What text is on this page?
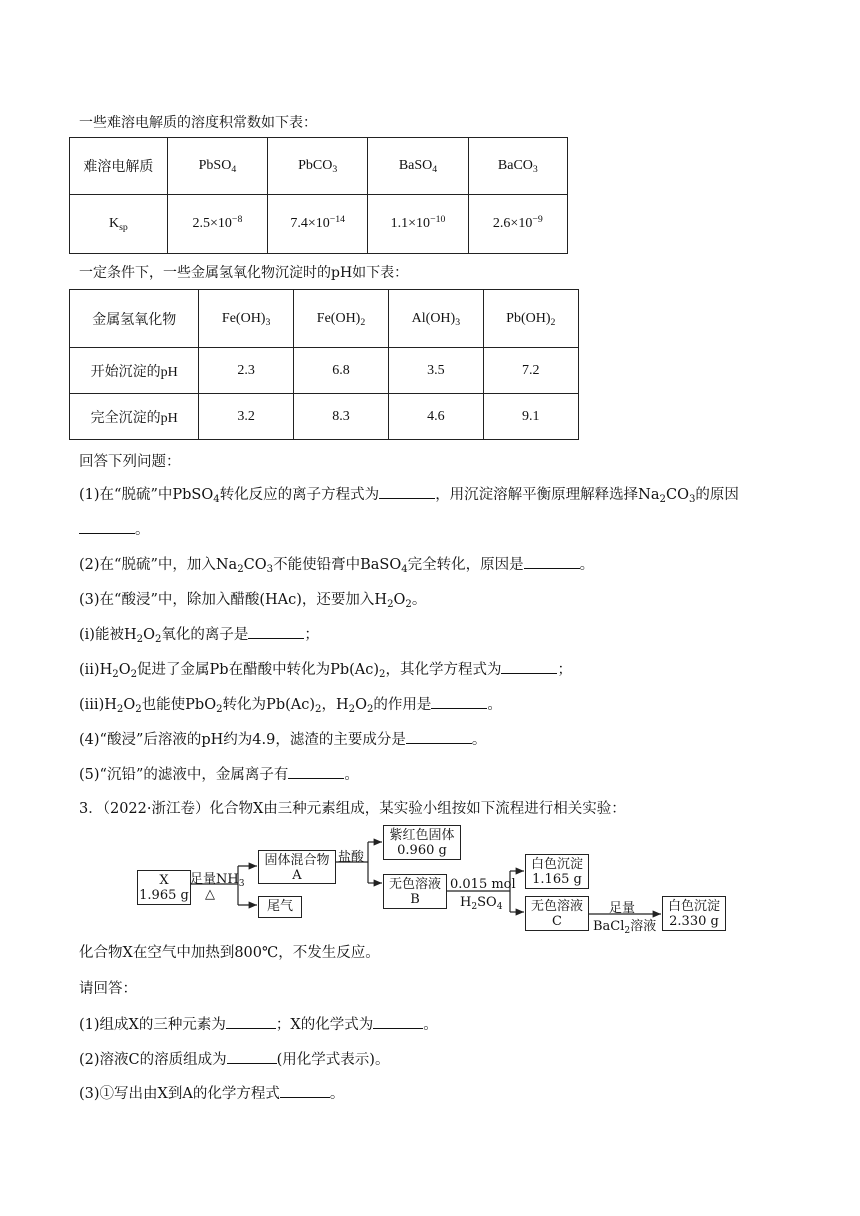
一些难溶电解质的溶度积常数如下表：
难溶电解质	PbSO$_4$	PbCO$_3$	BaSO$_4$	BaCO$_3$
$K_{sp}$	$2.5\times 10^{-8}$	$7.4\times 10^{-14}$	$1.1\times 10^{-10}$	$2.6\times 10^{-9}$
一定条件下，一些金属氢氧化物沉淀时的pH如下表：
金属氢氧化物	$Fe(OH)_3$	$Fe(OH)_2$	$Al(OH)_3$	$Pb(OH)_2$
开始沉淀的pH	2.3	6.8	3.5	7.2
完全沉淀的pH	3.2	8.3	4.6	9.1
回答下列问题：
(1)在“脱硫”中PbSO$_4$转化反应的离子方程式为	，用沉淀溶解平衡原理解释选择$Na_2CO_3$的原因
。
(2)在“脱硫”中，加入$Na_2CO_3$不能使铅膏中BaSO$_4$完全转化，原因是	。
(3)在“酸浸”中，除加入醋酸(HAc)，还要加入$H_2O_2$。
(ⅰ)能被$H_2O_2$氧化的离子是	；
$(ⅱ)H_2O_2$促进了金属Pb在醋酸中转化为$Pb(Ac)_2$，其化学方程式为	；
$(ⅲ)H_2O_2$也能使PbO$_2$转化为$Pb(Ac)_2$，$H_2O_2$的作用是	。
(4)“酸浸”后溶液的pH约为4.9，滤渣的主要成分是	。
(5)“沉铅”的滤液中，金属离子有	。
3．（2022·浙江卷）化合物X由三种元素组成，某实验小组按如下流程进行相关实验：
X
1.965 g
足量$NH_3$
△
固体混合物
A
尾气
盐酸
紫红色固体
0.960 g
无色溶液
B
0.015 mol
$H_2SO_4$
白色沉淀
1.165 g
无色溶液
C
足量
BaCl$_2$溶液
白色沉淀
2.330 g
化合物X在空气中加热到800℃，不发生反应。
请回答：
(1)组成X的三种元素为	；X的化学式为	。
(2)溶液C的溶质组成为	(用化学式表示)。
(3)①写出由X到A的化学方程式	。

******

Skip the pictures and print each record exactly as it stands.

What text is on this page?
一些难溶电解质的溶度积常数如下表：
难溶电解质	PbSO$_4$	PbCO$_3$	BaSO$_4$	BaCO$_3$
$K_{sp}$	$2.5\times 10^{-8}$	$7.4\times 10^{-14}$	$1.1\times 10^{-10}$	$2.6\times 10^{-9}$
一定条件下，一些金属氢氧化物沉淀时的pH如下表：
金属氢氧化物	$Fe(OH)_3$	$Fe(OH)_2$	$Al(OH)_3$	$Pb(OH)_2$
开始沉淀的pH	2.3	6.8	3.5	7.2
完全沉淀的pH	3.2	8.3	4.6	9.1
回答下列问题：
(1)在“脱硫”中PbSO$_4$转化反应的离子方程式为	，用沉淀溶解平衡原理解释选择$Na_2CO_3$的原因
。
(2)在“脱硫”中，加入$Na_2CO_3$不能使铅膏中BaSO$_4$完全转化，原因是	。
(3)在“酸浸”中，除加入醋酸(HAc)，还要加入$H_2O_2$。
(ⅰ)能被$H_2O_2$氧化的离子是	；
$(ⅱ)H_2O_2$促进了金属Pb在醋酸中转化为$Pb(Ac)_2$，其化学方程式为	；
$(ⅲ)H_2O_2$也能使PbO$_2$转化为$Pb(Ac)_2$，$H_2O_2$的作用是	。
(4)“酸浸”后溶液的pH约为4.9，滤渣的主要成分是	。
(5)“沉铅”的滤液中，金属离子有	。
3．（2022·浙江卷）化合物X由三种元素组成，某实验小组按如下流程进行相关实验：
X
1.965 g
足量$NH_3$
△
固体混合物
A
尾气
盐酸
紫红色固体
0.960 g
无色溶液
B
0.015 mol
$H_2SO_4$
白色沉淀
1.165 g
无色溶液
C
足量
BaCl$_2$溶液
白色沉淀
2.330 g
化合物X在空气中加热到800℃，不发生反应。
请回答：
(1)组成X的三种元素为	；X的化学式为	。
(2)溶液C的溶质组成为	(用化学式表示)。
(3)①写出由X到A的化学方程式	。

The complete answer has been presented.